● PASSAGE PROVIDED
++++++

Despite growing up in Greece's "Golden Age" of liberalism and democracy, Socrates was not a democrat. Influencing young men with his idea that people needed direction from wise men rather than self-government, was likely perceived as a threat to the cherished Athenian republic. Socrates likened himself to a gadfly stinging the "lazy horse" of Athens and did this with zeal, believing his God-assigned purpose was to expose false wisdom as ignorance. Awareness of one's ignorance was a key first step towards true wisdom or virtue, he declared, emphasising that although he, too, was ignorant, he knew it. And that, he argued, was the reason the oracle of Delphi proclaimed "there was no man wiser than Socrates". Little wonder, then, that egos were pricked and enemies made.
Socrates did not record any of his work, and it was left to some of his young disciples - Plato, being the most famous - to give an account of their master's dialogues with Athenians from all walks of life. The Trial and Death of Socrates is a collection of four such dialogues - Euthyphron, Apology, Crito and Phaedo - covering the period from just before Socrates' trial through his last few days in prison, to his courageous death. The reader makes contact with the Socratic method of debate known as elenchus - an unwavering and incisive form of cross-examination that involved a series of questions and answers. For Socrates, definitions and rational, syllogistic argument were key tools in discussing and dissecting subjects such as piety, virtue, the immortality of the soul and the difference between right and wrong.
A misfit in his time, Socrates was arguably the world's first martyr for free speech, and one that passed on an enduring legacy of questioning societal norms.

++++++

● REQUIREMENTS
1 - According to the passage on Socrates, which four dialogues make up The Trial and Death of Socrates?
2 - Write out everything in the passage on Socrates from "A misfit in" down to "questioning societal norms.", unchanged.
The data that come next are separate material, unconnected to the passage on Socrates.

● DATA SECTION
++++++

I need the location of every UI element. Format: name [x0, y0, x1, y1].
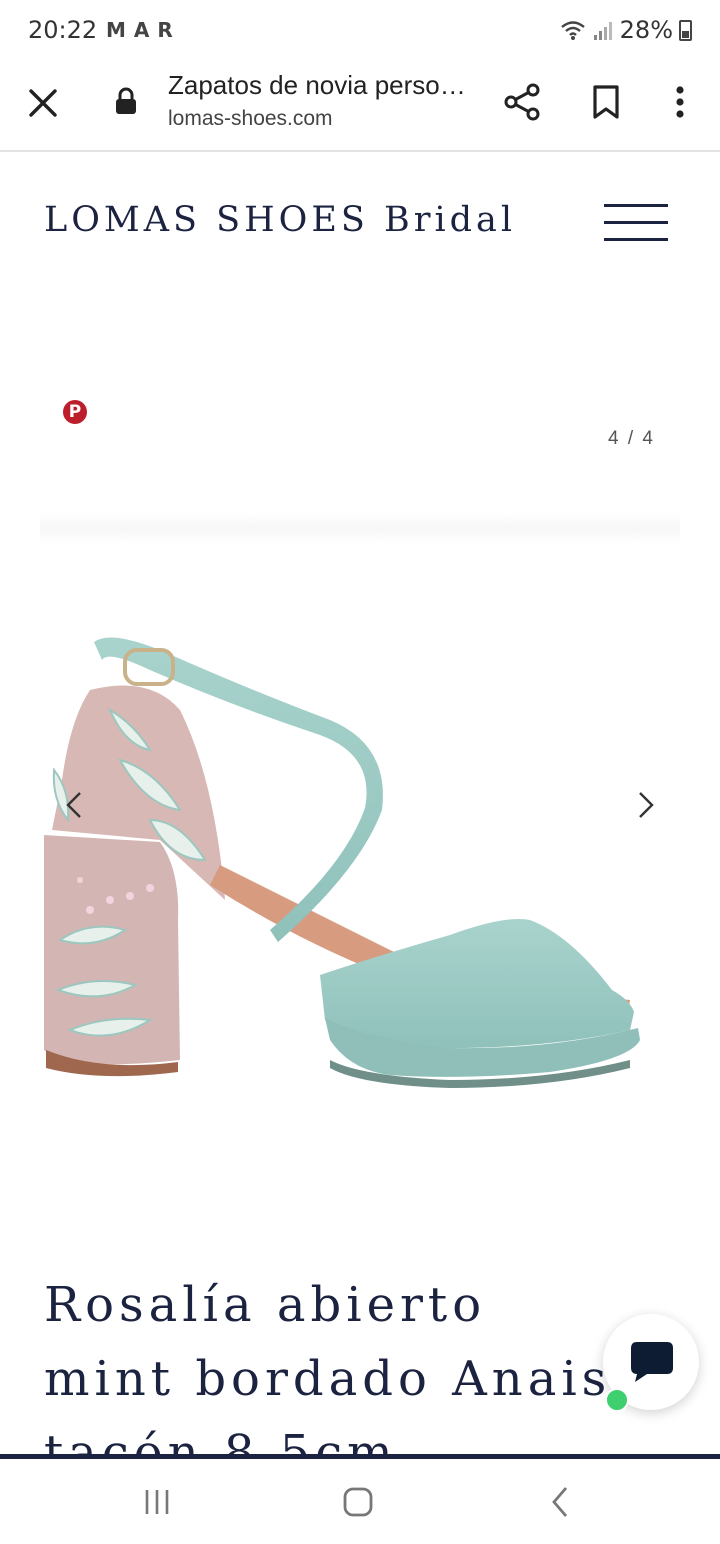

++++++

● RESPONSE LIST
1 - Euthyphron, Apology, Crito and Phaedo.

2 -
A misfit in his time, Socrates was arguably the world's first martyr for free speech, and one that passed on an enduring legacy of questioning societal norms.